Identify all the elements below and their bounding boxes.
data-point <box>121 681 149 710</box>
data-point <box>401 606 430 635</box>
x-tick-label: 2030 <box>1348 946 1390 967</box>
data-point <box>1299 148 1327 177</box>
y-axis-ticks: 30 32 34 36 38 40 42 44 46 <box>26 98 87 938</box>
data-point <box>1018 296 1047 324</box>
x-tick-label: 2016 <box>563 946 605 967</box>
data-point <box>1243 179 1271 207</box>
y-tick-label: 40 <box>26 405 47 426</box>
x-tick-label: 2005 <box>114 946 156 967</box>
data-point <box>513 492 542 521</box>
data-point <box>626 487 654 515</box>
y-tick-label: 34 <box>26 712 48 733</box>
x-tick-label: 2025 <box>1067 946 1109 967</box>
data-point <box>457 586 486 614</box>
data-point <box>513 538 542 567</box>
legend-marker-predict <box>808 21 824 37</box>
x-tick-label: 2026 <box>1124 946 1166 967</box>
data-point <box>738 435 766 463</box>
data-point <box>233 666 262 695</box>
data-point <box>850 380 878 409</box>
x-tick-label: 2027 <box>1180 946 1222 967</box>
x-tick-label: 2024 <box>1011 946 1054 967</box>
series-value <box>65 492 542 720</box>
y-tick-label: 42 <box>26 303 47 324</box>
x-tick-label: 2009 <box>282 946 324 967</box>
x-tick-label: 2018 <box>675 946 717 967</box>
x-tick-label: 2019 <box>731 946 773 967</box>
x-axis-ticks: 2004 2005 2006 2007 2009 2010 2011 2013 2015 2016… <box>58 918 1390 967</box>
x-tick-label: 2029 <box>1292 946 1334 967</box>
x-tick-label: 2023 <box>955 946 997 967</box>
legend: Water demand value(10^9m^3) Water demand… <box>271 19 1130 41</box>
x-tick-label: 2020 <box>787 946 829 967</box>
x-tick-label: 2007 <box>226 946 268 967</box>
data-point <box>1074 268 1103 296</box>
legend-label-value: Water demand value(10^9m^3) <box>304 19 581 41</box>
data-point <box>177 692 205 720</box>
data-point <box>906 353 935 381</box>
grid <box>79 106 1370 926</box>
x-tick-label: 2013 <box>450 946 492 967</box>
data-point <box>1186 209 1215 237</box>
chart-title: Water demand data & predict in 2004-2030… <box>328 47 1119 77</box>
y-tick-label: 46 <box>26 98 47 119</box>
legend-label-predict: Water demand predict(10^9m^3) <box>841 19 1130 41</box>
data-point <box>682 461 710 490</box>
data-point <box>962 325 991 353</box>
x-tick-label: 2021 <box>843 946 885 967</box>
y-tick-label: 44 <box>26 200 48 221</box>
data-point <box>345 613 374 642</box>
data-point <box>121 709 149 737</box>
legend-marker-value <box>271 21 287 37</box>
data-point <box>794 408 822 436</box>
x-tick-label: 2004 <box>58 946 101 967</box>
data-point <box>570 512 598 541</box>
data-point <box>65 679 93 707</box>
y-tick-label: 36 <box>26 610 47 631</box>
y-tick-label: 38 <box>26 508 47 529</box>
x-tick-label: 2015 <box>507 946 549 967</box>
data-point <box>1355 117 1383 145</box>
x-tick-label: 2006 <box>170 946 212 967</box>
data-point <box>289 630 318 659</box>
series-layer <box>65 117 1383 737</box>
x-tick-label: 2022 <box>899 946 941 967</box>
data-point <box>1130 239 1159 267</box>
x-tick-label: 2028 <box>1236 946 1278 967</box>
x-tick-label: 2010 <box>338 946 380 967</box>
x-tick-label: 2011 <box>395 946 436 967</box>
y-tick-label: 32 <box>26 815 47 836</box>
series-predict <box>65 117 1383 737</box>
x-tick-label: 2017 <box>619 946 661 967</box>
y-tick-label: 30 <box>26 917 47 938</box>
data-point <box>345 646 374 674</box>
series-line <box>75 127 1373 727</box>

================

Problem statement —
Reproduce every one of the entries above, line for line, without altering a single character.

Exercise solution —
Identify all the elements below and their bounding boxes.
data-point <box>121 681 149 710</box>
data-point <box>401 606 430 635</box>
x-tick-label: 2030 <box>1348 946 1390 967</box>
data-point <box>1299 148 1327 177</box>
y-axis-ticks: 30 32 34 36 38 40 42 44 46 <box>26 98 87 938</box>
data-point <box>1018 296 1047 324</box>
x-tick-label: 2016 <box>563 946 605 967</box>
data-point <box>1243 179 1271 207</box>
y-tick-label: 40 <box>26 405 47 426</box>
x-tick-label: 2005 <box>114 946 156 967</box>
data-point <box>513 492 542 521</box>
data-point <box>626 487 654 515</box>
y-tick-label: 34 <box>26 712 48 733</box>
x-tick-label: 2025 <box>1067 946 1109 967</box>
data-point <box>457 586 486 614</box>
data-point <box>513 538 542 567</box>
legend-marker-predict <box>808 21 824 37</box>
x-tick-label: 2026 <box>1124 946 1166 967</box>
data-point <box>738 435 766 463</box>
data-point <box>233 666 262 695</box>
data-point <box>850 380 878 409</box>
x-tick-label: 2027 <box>1180 946 1222 967</box>
x-tick-label: 2024 <box>1011 946 1054 967</box>
series-value <box>65 492 542 720</box>
y-tick-label: 42 <box>26 303 47 324</box>
x-tick-label: 2009 <box>282 946 324 967</box>
x-tick-label: 2018 <box>675 946 717 967</box>
x-tick-label: 2019 <box>731 946 773 967</box>
x-axis-ticks: 2004 2005 2006 2007 2009 2010 2011 2013 2015 2016… <box>58 918 1390 967</box>
x-tick-label: 2029 <box>1292 946 1334 967</box>
x-tick-label: 2023 <box>955 946 997 967</box>
legend: Water demand value(10^9m^3) Water demand… <box>271 19 1130 41</box>
x-tick-label: 2020 <box>787 946 829 967</box>
x-tick-label: 2007 <box>226 946 268 967</box>
data-point <box>1074 268 1103 296</box>
legend-label-value: Water demand value(10^9m^3) <box>304 19 581 41</box>
data-point <box>177 692 205 720</box>
data-point <box>906 353 935 381</box>
grid <box>79 106 1370 926</box>
x-tick-label: 2013 <box>450 946 492 967</box>
data-point <box>1186 209 1215 237</box>
chart-title: Water demand data & predict in 2004-2030… <box>328 47 1119 77</box>
y-tick-label: 46 <box>26 98 47 119</box>
legend-label-predict: Water demand predict(10^9m^3) <box>841 19 1130 41</box>
data-point <box>682 461 710 490</box>
data-point <box>962 325 991 353</box>
x-tick-label: 2021 <box>843 946 885 967</box>
y-tick-label: 44 <box>26 200 48 221</box>
data-point <box>345 613 374 642</box>
data-point <box>121 709 149 737</box>
legend-marker-value <box>271 21 287 37</box>
data-point <box>794 408 822 436</box>
x-tick-label: 2004 <box>58 946 101 967</box>
data-point <box>570 512 598 541</box>
data-point <box>65 679 93 707</box>
y-tick-label: 36 <box>26 610 47 631</box>
y-tick-label: 38 <box>26 508 47 529</box>
x-tick-label: 2015 <box>507 946 549 967</box>
data-point <box>1355 117 1383 145</box>
x-tick-label: 2006 <box>170 946 212 967</box>
data-point <box>289 630 318 659</box>
series-layer <box>65 117 1383 737</box>
x-tick-label: 2022 <box>899 946 941 967</box>
data-point <box>1130 239 1159 267</box>
x-tick-label: 2028 <box>1236 946 1278 967</box>
x-tick-label: 2010 <box>338 946 380 967</box>
x-tick-label: 2011 <box>395 946 436 967</box>
y-tick-label: 32 <box>26 815 47 836</box>
series-predict <box>65 117 1383 737</box>
x-tick-label: 2017 <box>619 946 661 967</box>
y-tick-label: 30 <box>26 917 47 938</box>
data-point <box>345 646 374 674</box>
series-line <box>75 127 1373 727</box>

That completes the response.